<<<<
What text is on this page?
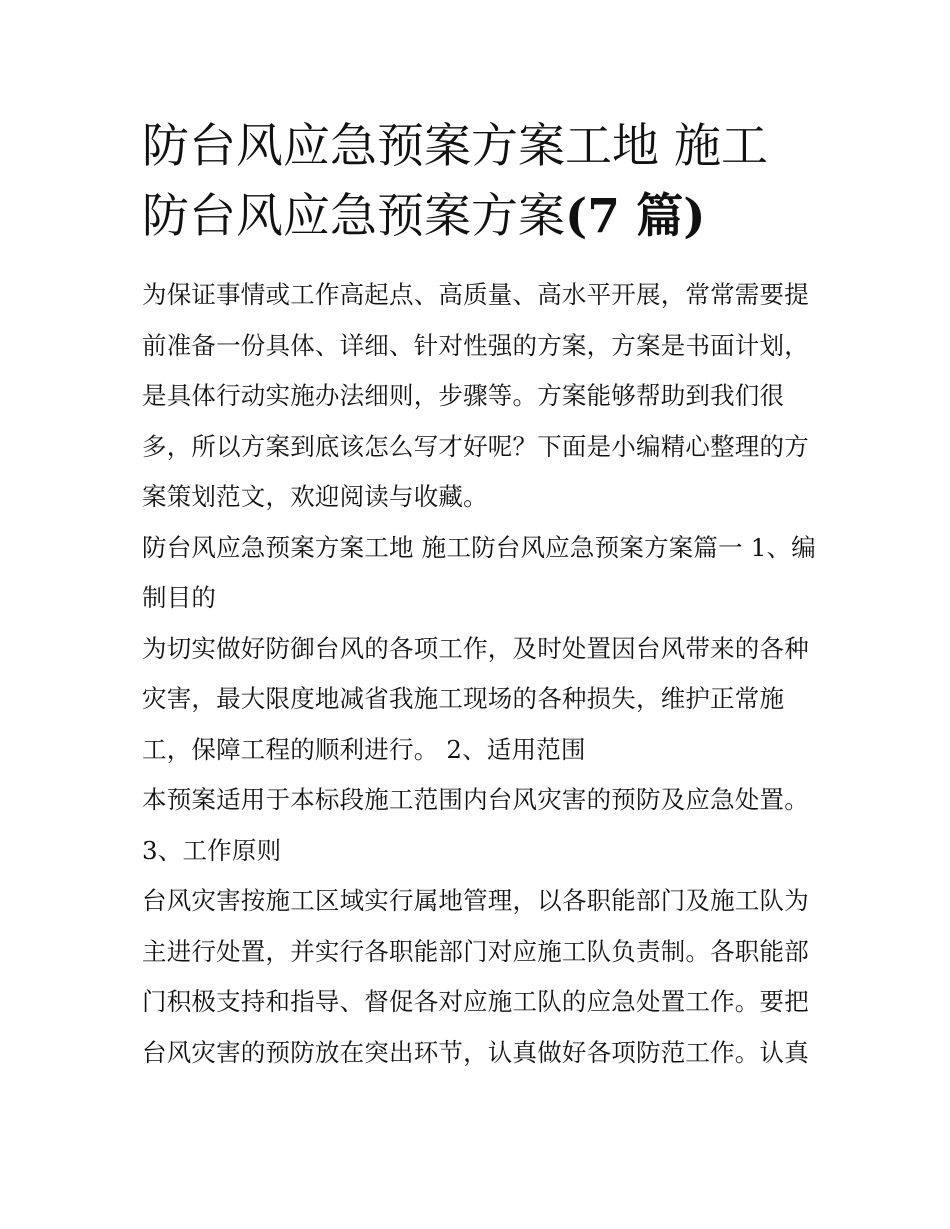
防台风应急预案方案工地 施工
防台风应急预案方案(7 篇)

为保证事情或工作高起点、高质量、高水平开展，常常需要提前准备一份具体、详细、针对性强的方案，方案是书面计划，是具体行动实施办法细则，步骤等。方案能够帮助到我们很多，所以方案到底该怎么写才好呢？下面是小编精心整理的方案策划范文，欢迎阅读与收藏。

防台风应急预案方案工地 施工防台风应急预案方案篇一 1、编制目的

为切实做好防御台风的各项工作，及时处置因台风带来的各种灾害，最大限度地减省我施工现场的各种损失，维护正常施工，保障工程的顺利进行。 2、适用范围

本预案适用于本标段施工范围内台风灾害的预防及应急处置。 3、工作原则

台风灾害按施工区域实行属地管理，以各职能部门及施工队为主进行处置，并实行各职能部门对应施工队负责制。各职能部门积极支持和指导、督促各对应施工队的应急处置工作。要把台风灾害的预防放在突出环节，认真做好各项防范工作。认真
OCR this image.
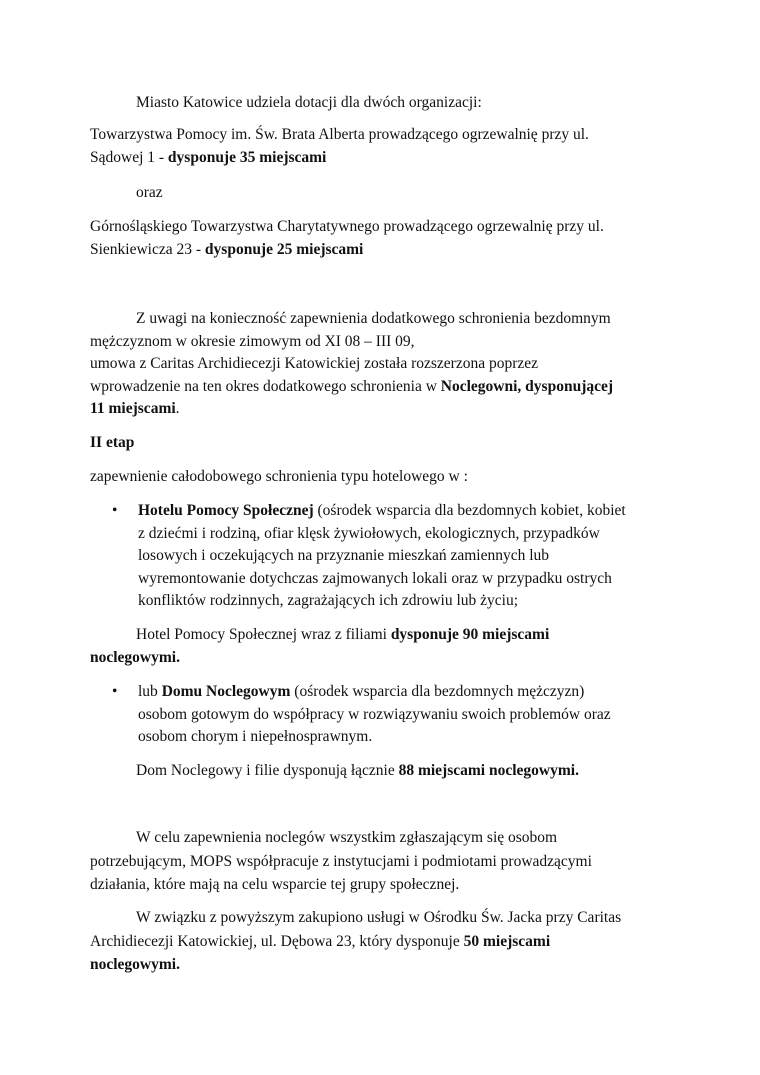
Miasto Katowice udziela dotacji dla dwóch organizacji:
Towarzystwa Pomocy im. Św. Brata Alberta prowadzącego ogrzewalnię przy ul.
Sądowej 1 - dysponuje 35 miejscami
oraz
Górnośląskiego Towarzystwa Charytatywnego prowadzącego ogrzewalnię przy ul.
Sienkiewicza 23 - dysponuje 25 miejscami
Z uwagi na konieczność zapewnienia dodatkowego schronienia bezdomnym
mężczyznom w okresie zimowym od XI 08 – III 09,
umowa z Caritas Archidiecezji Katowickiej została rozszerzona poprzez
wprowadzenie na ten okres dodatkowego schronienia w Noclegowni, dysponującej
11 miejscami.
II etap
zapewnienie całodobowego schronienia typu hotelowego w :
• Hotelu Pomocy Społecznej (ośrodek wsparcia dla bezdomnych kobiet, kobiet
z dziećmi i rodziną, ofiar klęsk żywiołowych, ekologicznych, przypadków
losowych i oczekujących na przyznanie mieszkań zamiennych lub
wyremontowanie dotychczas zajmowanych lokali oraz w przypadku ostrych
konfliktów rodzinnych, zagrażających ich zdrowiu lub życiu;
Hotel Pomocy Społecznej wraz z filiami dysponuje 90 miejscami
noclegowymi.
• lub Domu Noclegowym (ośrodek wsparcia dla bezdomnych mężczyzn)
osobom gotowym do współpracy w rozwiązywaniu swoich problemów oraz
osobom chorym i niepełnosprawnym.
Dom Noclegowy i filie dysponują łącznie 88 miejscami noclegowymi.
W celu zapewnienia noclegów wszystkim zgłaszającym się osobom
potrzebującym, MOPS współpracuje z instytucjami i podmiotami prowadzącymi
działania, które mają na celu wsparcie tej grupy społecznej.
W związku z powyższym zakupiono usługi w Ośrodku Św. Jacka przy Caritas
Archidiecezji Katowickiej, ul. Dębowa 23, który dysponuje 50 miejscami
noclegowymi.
>>>>
* [WRITTEN REQUEST] Filter the records down to the lines that contain the string "oraz", and copy those lines.

* [REPLY]
oraz
wyremontowanie dotychczas zajmowanych lokali oraz w przypadku ostrych
osobom gotowym do współpracy w rozwiązywaniu swoich problemów oraz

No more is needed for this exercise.